## [Stated goal]
Take every line from the listing below that contains "null".
Begin Source data
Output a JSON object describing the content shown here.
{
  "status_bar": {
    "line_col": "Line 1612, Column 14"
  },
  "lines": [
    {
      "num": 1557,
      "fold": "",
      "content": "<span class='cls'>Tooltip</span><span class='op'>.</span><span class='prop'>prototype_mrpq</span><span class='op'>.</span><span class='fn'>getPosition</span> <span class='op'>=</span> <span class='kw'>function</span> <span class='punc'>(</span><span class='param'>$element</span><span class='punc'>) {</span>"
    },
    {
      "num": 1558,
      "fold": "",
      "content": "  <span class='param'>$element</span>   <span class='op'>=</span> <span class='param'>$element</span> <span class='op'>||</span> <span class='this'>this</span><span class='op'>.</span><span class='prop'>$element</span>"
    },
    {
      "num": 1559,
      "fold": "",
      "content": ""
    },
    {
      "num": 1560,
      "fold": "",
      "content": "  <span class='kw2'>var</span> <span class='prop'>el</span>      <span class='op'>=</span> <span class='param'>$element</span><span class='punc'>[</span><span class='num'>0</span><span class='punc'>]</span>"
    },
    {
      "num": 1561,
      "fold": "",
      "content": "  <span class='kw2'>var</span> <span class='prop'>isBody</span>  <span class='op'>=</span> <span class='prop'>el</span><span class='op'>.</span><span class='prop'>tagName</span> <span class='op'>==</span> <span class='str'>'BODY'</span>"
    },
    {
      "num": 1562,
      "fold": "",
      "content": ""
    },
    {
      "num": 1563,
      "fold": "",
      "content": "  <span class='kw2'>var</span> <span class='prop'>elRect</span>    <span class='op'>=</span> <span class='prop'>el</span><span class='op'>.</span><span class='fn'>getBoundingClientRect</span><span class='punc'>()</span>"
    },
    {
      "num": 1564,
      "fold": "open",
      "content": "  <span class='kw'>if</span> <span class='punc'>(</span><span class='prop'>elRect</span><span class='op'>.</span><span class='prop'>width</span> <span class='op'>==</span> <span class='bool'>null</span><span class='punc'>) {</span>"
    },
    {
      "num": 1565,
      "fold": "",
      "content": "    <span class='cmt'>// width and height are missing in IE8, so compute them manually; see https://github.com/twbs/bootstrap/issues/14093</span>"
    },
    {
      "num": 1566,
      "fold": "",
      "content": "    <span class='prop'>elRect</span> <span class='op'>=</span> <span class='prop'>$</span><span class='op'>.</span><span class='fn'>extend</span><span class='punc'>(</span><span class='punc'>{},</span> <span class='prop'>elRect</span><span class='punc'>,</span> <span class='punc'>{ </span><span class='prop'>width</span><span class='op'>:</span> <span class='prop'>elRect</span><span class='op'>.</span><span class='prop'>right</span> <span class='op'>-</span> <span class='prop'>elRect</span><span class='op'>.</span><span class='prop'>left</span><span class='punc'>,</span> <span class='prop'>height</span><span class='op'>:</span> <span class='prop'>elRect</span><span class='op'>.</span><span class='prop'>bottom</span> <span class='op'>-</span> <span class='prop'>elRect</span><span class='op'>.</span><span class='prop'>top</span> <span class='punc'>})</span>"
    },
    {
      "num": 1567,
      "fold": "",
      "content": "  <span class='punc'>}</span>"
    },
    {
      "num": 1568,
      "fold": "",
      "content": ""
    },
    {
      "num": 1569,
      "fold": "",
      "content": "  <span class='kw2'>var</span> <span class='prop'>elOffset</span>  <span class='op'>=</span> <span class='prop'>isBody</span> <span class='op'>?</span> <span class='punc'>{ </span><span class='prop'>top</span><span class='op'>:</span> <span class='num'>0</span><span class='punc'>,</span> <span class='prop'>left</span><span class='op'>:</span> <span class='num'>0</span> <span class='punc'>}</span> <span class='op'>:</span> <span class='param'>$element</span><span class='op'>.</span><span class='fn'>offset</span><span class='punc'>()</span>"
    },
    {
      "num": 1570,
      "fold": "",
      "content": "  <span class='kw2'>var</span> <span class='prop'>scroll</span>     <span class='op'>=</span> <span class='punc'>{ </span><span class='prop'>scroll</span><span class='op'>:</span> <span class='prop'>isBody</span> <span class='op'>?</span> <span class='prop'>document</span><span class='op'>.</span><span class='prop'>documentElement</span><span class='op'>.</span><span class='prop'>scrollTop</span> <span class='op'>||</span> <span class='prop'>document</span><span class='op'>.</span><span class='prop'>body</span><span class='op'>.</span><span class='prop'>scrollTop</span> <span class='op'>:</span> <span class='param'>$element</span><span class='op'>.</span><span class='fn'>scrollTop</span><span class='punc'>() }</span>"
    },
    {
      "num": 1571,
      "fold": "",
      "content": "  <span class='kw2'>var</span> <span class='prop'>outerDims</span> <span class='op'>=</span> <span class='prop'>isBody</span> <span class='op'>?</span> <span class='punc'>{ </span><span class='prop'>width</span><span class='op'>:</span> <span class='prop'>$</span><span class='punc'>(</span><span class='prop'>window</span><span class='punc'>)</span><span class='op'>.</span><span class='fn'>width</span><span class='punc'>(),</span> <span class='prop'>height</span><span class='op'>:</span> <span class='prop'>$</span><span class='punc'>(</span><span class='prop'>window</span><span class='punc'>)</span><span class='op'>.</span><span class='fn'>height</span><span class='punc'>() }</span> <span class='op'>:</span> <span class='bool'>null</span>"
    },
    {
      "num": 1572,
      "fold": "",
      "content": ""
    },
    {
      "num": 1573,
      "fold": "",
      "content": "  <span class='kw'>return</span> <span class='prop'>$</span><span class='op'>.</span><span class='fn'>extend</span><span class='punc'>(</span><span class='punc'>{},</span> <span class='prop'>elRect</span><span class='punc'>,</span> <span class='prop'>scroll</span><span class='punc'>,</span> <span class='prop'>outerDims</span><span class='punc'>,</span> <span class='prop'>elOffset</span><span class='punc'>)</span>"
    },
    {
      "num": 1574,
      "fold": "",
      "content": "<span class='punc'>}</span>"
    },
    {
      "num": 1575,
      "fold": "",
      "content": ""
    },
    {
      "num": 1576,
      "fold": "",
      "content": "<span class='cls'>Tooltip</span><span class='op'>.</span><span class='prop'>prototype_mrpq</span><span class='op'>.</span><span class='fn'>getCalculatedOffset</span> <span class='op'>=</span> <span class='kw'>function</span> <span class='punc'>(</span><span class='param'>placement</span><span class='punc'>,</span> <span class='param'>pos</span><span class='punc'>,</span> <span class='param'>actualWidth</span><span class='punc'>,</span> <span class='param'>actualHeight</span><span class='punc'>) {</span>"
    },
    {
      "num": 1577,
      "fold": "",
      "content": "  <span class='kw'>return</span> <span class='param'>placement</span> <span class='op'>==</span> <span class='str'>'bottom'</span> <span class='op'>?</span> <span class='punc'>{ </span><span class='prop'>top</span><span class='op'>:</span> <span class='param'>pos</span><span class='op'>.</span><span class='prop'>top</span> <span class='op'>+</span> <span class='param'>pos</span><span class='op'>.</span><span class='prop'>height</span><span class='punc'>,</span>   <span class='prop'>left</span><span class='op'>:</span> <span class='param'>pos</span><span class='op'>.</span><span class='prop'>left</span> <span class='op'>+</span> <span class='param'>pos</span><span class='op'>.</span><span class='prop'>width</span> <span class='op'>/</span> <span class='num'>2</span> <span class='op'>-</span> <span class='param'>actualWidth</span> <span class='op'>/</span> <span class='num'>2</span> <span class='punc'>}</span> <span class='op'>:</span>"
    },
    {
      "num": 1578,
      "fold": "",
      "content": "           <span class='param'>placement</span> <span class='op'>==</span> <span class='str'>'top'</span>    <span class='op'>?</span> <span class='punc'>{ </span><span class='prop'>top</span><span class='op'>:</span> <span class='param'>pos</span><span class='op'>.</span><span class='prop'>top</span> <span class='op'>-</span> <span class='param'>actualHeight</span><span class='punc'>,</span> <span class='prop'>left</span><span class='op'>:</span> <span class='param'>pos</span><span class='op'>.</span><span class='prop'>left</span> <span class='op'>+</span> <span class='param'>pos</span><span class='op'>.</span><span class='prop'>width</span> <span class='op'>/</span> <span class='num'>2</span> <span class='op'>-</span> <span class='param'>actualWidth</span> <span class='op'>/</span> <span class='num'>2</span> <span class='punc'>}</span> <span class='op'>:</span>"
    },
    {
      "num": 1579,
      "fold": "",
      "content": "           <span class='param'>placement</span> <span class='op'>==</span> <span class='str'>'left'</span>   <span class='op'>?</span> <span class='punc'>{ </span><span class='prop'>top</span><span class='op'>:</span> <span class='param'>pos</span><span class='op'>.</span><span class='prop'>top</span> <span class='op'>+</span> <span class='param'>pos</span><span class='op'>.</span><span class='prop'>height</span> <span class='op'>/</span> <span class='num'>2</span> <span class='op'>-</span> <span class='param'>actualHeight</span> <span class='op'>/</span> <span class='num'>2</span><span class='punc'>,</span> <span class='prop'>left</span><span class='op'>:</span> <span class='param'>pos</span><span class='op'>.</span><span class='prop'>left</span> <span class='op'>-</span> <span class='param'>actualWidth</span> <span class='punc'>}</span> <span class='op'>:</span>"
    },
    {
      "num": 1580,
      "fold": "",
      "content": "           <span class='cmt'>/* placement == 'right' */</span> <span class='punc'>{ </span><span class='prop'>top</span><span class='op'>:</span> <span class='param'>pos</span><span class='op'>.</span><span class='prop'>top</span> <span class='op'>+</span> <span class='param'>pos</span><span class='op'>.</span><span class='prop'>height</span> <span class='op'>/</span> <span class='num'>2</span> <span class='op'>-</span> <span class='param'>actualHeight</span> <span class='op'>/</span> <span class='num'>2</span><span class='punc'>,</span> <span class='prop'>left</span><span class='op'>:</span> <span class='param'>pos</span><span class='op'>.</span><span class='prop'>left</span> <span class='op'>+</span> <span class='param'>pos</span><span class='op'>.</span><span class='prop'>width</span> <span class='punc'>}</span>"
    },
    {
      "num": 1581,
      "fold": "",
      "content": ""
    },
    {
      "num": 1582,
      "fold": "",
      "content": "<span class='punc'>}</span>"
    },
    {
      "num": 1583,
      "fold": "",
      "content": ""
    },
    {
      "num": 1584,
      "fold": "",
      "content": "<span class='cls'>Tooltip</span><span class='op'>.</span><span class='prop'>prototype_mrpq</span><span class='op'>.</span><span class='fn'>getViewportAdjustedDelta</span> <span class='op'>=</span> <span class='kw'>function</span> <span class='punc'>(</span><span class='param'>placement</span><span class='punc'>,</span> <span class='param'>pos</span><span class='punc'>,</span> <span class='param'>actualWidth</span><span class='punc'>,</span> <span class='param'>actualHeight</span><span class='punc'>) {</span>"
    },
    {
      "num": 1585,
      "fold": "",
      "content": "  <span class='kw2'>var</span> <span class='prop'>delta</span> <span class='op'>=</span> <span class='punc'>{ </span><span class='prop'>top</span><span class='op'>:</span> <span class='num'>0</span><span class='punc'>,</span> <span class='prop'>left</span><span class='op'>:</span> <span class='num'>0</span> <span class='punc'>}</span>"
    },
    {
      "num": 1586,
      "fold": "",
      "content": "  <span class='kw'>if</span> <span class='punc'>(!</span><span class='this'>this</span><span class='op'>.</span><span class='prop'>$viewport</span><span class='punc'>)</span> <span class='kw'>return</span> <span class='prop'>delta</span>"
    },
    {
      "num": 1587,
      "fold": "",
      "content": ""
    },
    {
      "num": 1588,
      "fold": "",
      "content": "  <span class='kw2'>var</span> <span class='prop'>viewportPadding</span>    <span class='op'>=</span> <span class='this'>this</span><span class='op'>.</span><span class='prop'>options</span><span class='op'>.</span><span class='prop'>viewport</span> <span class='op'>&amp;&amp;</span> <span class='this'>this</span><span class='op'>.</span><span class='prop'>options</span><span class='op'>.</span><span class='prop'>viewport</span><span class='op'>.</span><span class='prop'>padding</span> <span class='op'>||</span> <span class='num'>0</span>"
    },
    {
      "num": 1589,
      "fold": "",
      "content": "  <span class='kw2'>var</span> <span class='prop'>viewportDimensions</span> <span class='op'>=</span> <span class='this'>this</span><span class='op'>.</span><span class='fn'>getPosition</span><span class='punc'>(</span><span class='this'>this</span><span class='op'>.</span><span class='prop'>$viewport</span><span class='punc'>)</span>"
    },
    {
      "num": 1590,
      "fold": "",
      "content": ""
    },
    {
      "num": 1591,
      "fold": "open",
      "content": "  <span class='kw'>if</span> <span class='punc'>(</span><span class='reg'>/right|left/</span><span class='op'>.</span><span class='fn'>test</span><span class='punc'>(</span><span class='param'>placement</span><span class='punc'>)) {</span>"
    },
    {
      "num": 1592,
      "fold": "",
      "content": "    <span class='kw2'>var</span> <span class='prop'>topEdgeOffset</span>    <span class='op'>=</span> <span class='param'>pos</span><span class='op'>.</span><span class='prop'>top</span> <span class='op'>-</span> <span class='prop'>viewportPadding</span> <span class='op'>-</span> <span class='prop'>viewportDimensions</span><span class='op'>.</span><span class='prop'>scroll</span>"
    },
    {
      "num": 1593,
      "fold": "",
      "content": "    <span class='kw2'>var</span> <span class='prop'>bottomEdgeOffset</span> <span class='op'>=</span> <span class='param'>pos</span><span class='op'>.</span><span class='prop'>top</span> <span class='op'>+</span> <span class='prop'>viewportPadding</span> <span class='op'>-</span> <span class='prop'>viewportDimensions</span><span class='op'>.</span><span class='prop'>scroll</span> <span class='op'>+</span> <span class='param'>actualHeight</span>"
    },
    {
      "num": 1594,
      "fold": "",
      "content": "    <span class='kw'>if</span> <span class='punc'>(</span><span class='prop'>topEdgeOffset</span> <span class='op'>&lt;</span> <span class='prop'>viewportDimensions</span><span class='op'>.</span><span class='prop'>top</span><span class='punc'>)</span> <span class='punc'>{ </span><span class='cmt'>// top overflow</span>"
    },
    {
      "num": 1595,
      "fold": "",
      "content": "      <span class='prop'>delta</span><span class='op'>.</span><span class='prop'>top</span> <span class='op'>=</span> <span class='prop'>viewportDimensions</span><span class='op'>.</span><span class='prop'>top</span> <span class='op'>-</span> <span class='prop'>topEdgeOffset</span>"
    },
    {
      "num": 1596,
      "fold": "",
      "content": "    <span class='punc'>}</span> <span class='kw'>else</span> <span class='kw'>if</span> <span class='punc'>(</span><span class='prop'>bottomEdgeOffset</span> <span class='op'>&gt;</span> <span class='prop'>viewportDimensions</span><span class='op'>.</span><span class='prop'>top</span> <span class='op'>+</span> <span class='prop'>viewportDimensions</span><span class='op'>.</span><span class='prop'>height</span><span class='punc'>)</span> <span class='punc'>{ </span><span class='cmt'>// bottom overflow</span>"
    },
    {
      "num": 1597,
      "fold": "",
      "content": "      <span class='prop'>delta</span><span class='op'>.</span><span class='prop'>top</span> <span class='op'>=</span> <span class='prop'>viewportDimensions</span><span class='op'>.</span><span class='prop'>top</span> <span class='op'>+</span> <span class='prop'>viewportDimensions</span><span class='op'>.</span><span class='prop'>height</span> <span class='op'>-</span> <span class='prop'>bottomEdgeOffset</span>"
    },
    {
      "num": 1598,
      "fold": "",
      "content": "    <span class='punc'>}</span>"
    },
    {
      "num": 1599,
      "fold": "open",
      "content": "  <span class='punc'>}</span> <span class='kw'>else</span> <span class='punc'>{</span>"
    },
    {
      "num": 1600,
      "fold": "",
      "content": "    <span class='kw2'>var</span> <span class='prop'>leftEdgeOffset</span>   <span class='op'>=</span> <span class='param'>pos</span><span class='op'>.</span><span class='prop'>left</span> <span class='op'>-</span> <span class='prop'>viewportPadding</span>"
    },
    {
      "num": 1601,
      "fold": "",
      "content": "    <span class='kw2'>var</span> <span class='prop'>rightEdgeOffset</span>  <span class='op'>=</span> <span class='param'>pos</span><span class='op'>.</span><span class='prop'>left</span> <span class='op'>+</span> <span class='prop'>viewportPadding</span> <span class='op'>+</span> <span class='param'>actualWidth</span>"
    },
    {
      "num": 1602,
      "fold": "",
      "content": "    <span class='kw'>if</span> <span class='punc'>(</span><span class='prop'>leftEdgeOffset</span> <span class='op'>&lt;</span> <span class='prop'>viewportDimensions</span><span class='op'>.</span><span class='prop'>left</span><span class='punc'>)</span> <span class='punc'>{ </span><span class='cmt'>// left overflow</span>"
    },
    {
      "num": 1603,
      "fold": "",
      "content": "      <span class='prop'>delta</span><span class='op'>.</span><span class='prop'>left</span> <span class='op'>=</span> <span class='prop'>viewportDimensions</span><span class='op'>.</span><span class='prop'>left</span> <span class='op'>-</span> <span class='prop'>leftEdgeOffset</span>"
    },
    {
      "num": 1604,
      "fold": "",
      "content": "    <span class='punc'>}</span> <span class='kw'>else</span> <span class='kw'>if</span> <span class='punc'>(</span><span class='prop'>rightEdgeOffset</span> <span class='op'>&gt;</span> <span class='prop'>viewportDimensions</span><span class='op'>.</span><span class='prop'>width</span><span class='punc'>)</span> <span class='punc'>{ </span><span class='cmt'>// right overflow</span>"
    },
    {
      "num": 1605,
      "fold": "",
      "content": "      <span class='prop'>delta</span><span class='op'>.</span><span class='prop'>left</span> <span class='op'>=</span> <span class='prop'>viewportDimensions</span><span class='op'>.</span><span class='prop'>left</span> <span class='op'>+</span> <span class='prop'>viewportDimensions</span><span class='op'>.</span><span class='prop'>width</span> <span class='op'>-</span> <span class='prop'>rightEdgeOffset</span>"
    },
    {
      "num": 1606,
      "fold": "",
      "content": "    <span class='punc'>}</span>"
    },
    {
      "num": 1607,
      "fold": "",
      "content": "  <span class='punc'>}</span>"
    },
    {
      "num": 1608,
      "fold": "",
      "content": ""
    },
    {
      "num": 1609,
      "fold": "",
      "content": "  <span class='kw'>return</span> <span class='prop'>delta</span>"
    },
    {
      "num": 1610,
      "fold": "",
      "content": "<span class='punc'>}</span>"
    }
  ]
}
End Source data
## [Full output]
      "content": "  <span class='kw'>if</span> <span class='punc'>(</span><span class='prop'>elRect</span><span class='op'>.</span><span class='prop'>width</span> <span class='op'>==</span> <span class='bool'>null</span><span class='punc'>) {</span>"
      "content": "  <span class='kw2'>var</span> <span class='prop'>outerDims</span> <span class='op'>=</span> <span class='prop'>isBody</span> <span class='op'>?</span> <span class='punc'>{ </span><span class='prop'>width</span><span class='op'>:</span> <span class='prop'>$</span><span class='punc'>(</span><span class='prop'>window</span><span class='punc'>)</span><span class='op'>.</span><span class='fn'>width</span><span class='punc'>(),</span> <span class='prop'>height</span><span class='op'>:</span> <span class='prop'>$</span><span class='punc'>(</span><span class='prop'>window</span><span class='punc'>)</span><span class='op'>.</span><span class='fn'>height</span><span class='punc'>() }</span> <span class='op'>:</span> <span class='bool'>null</span>"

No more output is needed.